-- START OF Recorded data --

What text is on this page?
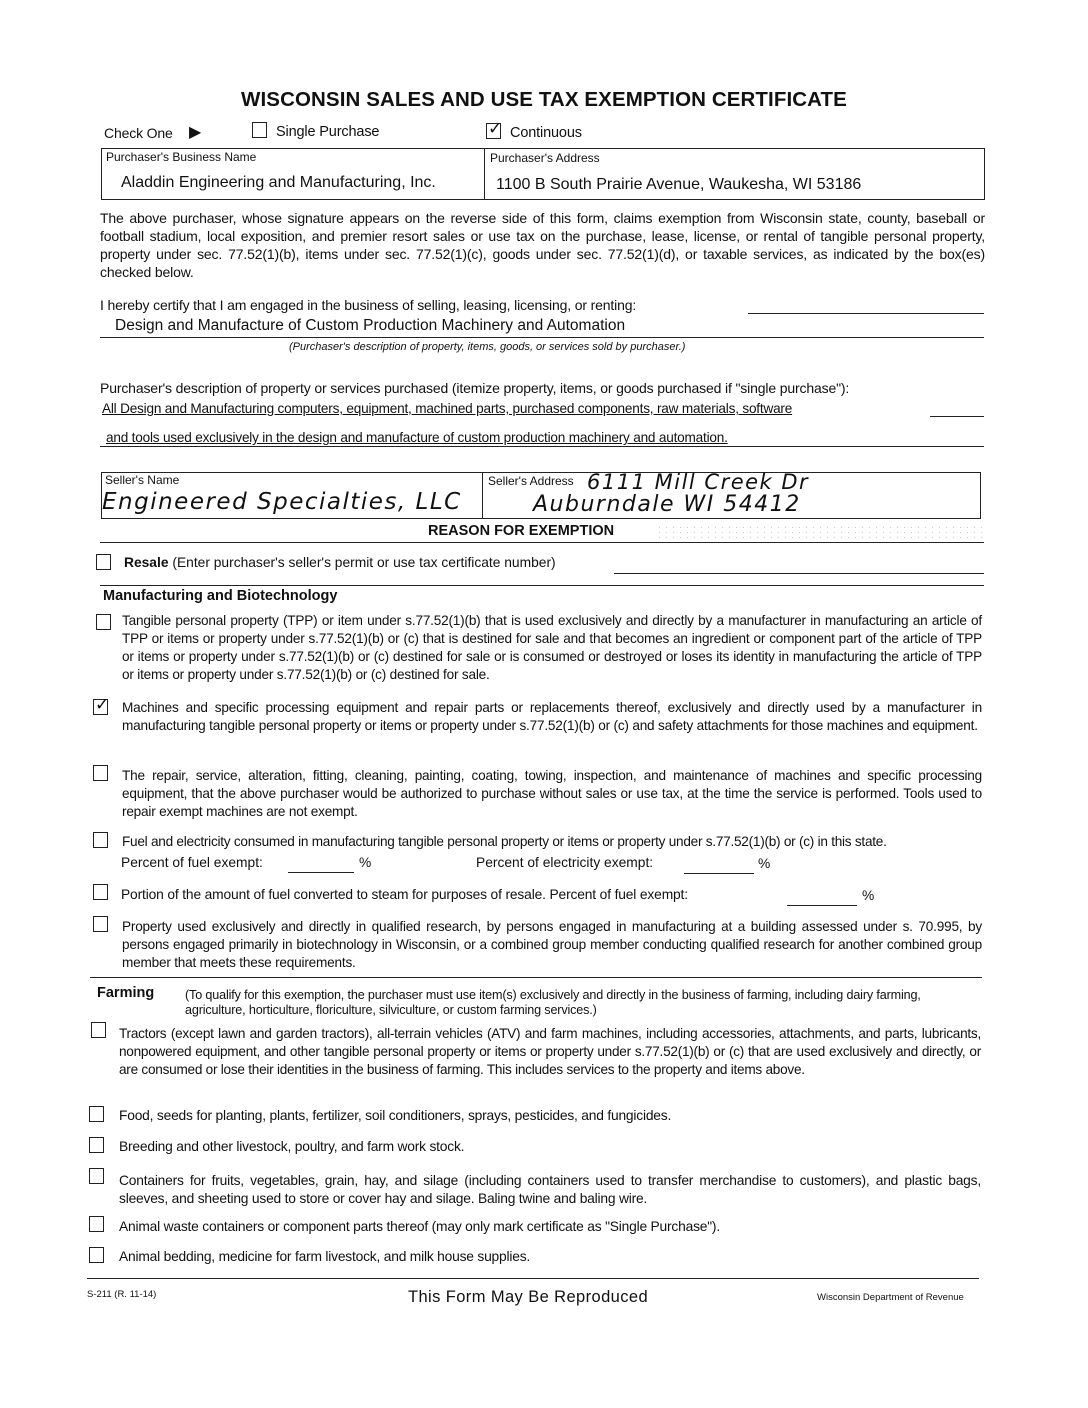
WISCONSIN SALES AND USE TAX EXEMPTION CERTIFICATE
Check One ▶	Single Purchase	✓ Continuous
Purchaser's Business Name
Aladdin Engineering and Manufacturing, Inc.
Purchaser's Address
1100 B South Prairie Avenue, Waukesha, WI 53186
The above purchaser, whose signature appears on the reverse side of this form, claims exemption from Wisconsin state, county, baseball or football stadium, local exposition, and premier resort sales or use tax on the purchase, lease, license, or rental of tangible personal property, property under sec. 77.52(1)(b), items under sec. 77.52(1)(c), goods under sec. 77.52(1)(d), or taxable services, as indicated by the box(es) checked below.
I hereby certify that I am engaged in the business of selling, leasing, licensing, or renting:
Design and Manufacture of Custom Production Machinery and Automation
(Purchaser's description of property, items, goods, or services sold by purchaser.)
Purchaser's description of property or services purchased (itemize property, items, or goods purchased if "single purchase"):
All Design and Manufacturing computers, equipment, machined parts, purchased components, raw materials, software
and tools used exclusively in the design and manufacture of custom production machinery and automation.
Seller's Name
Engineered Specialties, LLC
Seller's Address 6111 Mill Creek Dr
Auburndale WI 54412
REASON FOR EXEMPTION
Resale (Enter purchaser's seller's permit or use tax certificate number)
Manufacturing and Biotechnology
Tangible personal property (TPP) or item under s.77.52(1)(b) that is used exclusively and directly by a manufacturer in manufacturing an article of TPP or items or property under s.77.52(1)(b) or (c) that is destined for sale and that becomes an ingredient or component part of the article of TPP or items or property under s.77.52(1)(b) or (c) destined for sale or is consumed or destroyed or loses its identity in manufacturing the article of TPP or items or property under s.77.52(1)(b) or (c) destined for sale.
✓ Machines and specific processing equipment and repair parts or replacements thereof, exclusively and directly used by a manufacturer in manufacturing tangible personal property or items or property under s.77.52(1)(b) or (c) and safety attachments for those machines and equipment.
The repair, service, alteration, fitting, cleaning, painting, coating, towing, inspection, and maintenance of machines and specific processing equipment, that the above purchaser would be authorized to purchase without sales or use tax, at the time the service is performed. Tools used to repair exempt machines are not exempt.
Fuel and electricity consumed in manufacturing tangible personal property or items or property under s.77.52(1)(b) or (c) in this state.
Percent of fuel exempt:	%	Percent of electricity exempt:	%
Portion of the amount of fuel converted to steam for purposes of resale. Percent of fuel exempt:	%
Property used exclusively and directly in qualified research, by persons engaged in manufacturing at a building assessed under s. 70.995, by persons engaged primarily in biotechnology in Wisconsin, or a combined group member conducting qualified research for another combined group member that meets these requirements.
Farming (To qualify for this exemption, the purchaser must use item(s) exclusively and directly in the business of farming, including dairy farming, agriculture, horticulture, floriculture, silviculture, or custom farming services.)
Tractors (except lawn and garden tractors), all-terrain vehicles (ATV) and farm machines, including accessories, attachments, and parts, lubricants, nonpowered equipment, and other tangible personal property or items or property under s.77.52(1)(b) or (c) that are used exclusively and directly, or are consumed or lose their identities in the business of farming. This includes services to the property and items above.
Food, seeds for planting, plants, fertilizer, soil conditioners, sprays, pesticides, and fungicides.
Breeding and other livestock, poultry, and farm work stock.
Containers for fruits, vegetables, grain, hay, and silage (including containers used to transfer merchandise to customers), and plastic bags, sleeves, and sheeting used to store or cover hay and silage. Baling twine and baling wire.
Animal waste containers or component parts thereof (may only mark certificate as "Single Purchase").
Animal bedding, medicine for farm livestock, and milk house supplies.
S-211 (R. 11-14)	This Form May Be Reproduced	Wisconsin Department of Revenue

-- END OF Recorded data --
-- START OF Recorded data --

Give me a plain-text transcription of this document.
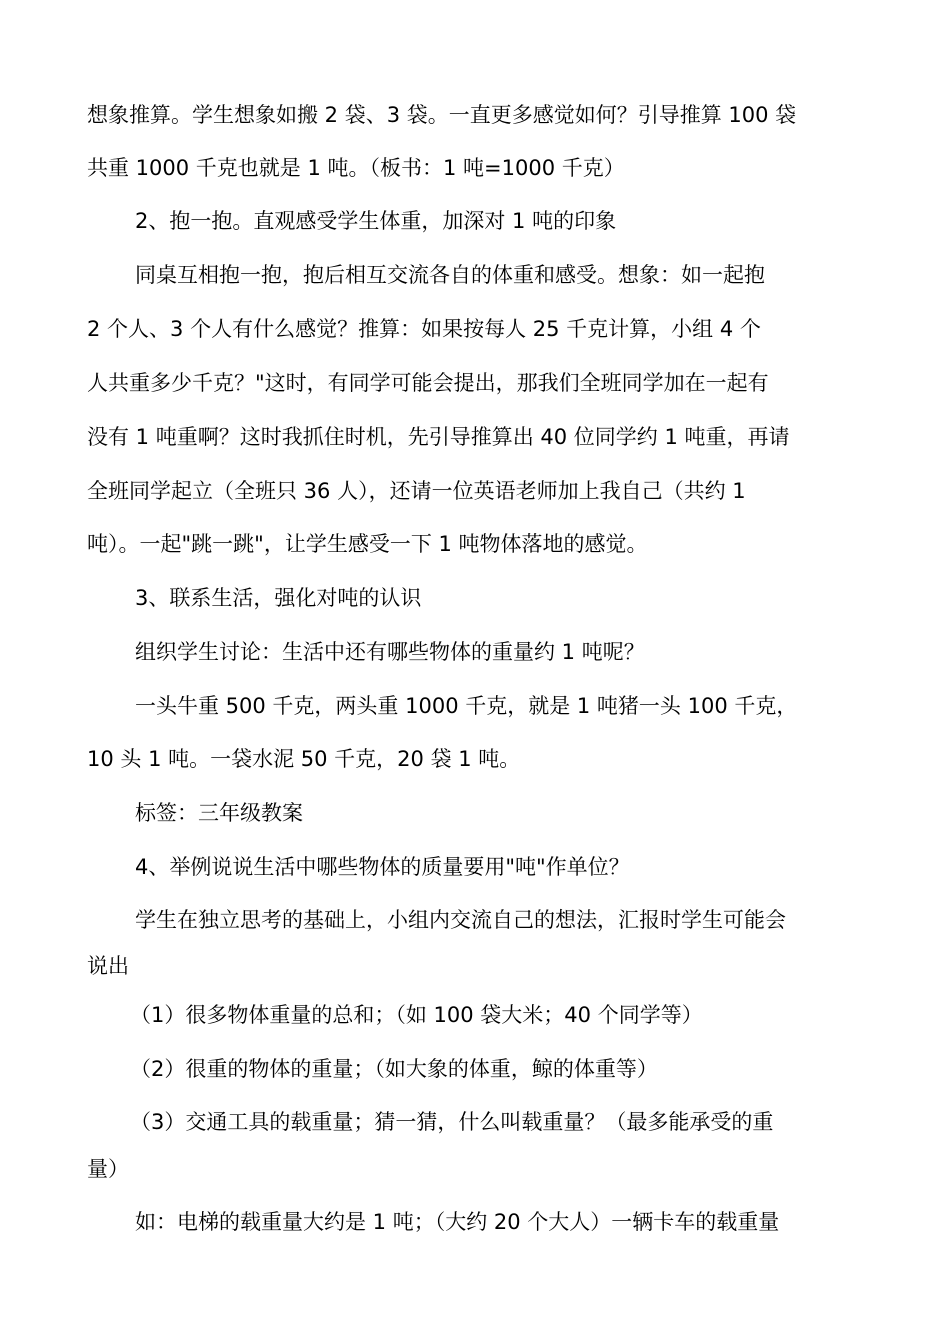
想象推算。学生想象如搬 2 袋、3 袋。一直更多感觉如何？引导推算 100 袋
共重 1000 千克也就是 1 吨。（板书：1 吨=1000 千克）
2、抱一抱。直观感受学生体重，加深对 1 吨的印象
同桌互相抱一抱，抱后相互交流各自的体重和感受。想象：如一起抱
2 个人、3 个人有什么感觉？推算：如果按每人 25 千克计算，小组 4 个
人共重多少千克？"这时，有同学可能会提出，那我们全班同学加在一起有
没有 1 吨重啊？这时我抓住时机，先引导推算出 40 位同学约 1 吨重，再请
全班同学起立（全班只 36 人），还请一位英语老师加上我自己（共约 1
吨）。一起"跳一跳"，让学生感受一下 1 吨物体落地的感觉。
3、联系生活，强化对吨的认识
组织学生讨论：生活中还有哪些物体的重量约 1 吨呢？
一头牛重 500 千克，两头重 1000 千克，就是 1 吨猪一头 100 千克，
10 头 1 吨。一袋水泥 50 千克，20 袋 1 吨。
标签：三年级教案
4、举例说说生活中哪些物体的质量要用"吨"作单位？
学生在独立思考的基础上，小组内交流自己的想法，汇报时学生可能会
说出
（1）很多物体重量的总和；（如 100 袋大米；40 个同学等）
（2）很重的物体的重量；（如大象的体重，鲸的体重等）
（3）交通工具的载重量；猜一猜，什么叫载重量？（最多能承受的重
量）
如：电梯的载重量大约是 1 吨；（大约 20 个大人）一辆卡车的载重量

-- END OF Recorded data --
-- START OF Recorded data --

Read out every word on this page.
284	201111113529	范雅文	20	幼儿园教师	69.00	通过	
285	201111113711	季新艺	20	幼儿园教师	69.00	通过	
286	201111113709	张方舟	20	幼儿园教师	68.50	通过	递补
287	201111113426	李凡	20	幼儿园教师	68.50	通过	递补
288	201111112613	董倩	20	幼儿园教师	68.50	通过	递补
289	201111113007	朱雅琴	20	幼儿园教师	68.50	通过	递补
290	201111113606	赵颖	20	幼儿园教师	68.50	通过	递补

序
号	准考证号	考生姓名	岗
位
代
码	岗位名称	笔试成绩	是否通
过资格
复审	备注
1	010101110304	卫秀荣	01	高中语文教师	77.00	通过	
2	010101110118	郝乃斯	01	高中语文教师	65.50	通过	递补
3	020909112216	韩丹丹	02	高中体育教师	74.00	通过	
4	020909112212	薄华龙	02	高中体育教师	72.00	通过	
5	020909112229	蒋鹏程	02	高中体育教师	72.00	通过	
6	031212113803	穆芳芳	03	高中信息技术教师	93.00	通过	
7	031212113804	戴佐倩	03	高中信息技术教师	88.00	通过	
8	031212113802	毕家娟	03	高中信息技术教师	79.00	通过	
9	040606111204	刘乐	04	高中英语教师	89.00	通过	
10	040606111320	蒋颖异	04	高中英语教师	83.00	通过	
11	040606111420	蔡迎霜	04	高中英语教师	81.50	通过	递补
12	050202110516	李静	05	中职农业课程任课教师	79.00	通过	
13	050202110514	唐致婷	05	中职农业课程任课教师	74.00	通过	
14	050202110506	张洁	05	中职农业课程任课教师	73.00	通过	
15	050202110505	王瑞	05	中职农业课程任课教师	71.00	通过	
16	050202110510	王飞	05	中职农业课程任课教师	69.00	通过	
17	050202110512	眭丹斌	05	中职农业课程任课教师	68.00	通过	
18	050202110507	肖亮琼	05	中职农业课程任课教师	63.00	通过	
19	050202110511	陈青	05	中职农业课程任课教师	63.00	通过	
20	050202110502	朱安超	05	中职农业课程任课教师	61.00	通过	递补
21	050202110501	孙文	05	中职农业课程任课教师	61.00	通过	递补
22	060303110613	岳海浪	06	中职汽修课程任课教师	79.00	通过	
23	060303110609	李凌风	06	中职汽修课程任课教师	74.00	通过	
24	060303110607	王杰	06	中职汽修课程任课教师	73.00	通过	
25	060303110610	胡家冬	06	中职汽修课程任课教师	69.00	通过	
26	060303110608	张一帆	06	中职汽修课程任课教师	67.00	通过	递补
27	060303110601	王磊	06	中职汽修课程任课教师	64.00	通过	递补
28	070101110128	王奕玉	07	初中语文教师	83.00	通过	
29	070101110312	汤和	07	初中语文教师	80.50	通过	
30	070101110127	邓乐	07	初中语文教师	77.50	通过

-- END OF Recorded data --

Goal
Pick out and copy the lines of the entries that hold the string "thereof".

Finished exercise
✓ Machines and specific processing equipment and repair parts or replacements thereof, exclusively and directly used by a manufacturer in manufacturing tangible personal property or items or property under s.77.52(1)(b) or (c) and safety attachments for those machines and equipment.
Animal waste containers or component parts thereof (may only mark certificate as "Single Purchase").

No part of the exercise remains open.